◆ Your assignment: Without changing a single word, output each entry.

---

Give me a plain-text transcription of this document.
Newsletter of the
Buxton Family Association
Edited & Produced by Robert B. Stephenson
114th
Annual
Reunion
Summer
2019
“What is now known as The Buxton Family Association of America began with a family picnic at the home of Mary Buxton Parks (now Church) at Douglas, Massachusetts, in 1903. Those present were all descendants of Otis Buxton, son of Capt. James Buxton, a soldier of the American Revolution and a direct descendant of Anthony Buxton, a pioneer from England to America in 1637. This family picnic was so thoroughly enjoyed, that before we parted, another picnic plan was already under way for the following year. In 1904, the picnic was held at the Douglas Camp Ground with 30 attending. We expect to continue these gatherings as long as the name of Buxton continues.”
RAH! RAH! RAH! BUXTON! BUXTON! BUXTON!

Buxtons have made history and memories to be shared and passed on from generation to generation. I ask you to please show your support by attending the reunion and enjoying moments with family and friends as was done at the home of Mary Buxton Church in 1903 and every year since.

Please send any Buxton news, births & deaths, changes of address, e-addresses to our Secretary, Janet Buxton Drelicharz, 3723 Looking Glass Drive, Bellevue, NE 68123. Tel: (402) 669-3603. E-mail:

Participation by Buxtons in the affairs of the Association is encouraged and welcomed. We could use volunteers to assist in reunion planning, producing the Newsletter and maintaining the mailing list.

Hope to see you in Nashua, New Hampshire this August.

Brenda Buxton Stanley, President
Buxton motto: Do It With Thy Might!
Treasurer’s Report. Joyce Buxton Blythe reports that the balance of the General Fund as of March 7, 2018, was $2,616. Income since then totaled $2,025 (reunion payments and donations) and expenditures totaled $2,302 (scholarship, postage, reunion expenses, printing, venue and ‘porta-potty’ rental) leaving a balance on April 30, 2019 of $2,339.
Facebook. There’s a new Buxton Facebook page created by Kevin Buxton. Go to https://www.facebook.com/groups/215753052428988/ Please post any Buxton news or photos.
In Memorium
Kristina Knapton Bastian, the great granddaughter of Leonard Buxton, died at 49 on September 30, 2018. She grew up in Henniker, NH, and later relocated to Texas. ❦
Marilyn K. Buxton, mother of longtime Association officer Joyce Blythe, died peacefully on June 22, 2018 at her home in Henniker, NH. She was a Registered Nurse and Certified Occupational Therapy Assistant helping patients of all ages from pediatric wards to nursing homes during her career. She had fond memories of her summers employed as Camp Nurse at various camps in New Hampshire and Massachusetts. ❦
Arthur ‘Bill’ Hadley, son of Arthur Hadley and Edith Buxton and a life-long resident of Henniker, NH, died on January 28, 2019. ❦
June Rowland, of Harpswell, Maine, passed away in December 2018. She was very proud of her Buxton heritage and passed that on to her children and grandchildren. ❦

---

◆ Response:
Give me a plain-text transcription of this document.
Newsletter of the
Buxton Family Association
Edited & Produced by Robert B. Stephenson
114th
Annual
Reunion
Summer
2019
“What is now known as The Buxton Family Association of America began with a family picnic at the home of Mary Buxton Parks (now Church) at Douglas, Massachusetts, in 1903. Those present were all descendants of Otis Buxton, son of Capt. James Buxton, a soldier of the American Revolution and a direct descendant of Anthony Buxton, a pioneer from England to America in 1637. This family picnic was so thoroughly enjoyed, that before we parted, another picnic plan was already under way for the following year. In 1904, the picnic was held at the Douglas Camp Ground with 30 attending. We expect to continue these gatherings as long as the name of Buxton continues.”
RAH! RAH! RAH! BUXTON! BUXTON! BUXTON!

Buxtons have made history and memories to be shared and passed on from generation to generation. I ask you to please show your support by attending the reunion and enjoying moments with family and friends as was done at the home of Mary Buxton Church in 1903 and every year since.

Please send any Buxton news, births & deaths, changes of address, e-addresses to our Secretary, Janet Buxton Drelicharz, 3723 Looking Glass Drive, Bellevue, NE 68123. Tel: (402) 669-3603. E-mail:

Participation by Buxtons in the affairs of the Association is encouraged and welcomed. We could use volunteers to assist in reunion planning, producing the Newsletter and maintaining the mailing list.

Hope to see you in Nashua, New Hampshire this August.

Brenda Buxton Stanley, President
Buxton motto: Do It With Thy Might!
Treasurer’s Report. Joyce Buxton Blythe reports that the balance of the General Fund as of March 7, 2018, was $2,616. Income since then totaled $2,025 (reunion payments and donations) and expenditures totaled $2,302 (scholarship, postage, reunion expenses, printing, venue and ‘porta-potty’ rental) leaving a balance on April 30, 2019 of $2,339.
Facebook. There’s a new Buxton Facebook page created by Kevin Buxton. Go to https://www.facebook.com/groups/215753052428988/ Please post any Buxton news or photos.
In Memorium
Kristina Knapton Bastian, the great granddaughter of Leonard Buxton, died at 49 on September 30, 2018. She grew up in Henniker, NH, and later relocated to Texas. ❦
Marilyn K. Buxton, mother of longtime Association officer Joyce Blythe, died peacefully on June 22, 2018 at her home in Henniker, NH. She was a Registered Nurse and Certified Occupational Therapy Assistant helping patients of all ages from pediatric wards to nursing homes during her career. She had fond memories of her summers employed as Camp Nurse at various camps in New Hampshire and Massachusetts. ❦
Arthur ‘Bill’ Hadley, son of Arthur Hadley and Edith Buxton and a life-long resident of Henniker, NH, died on January 28, 2019. ❦
June Rowland, of Harpswell, Maine, passed away in December 2018. She was very proud of her Buxton heritage and passed that on to her children and grandchildren. ❦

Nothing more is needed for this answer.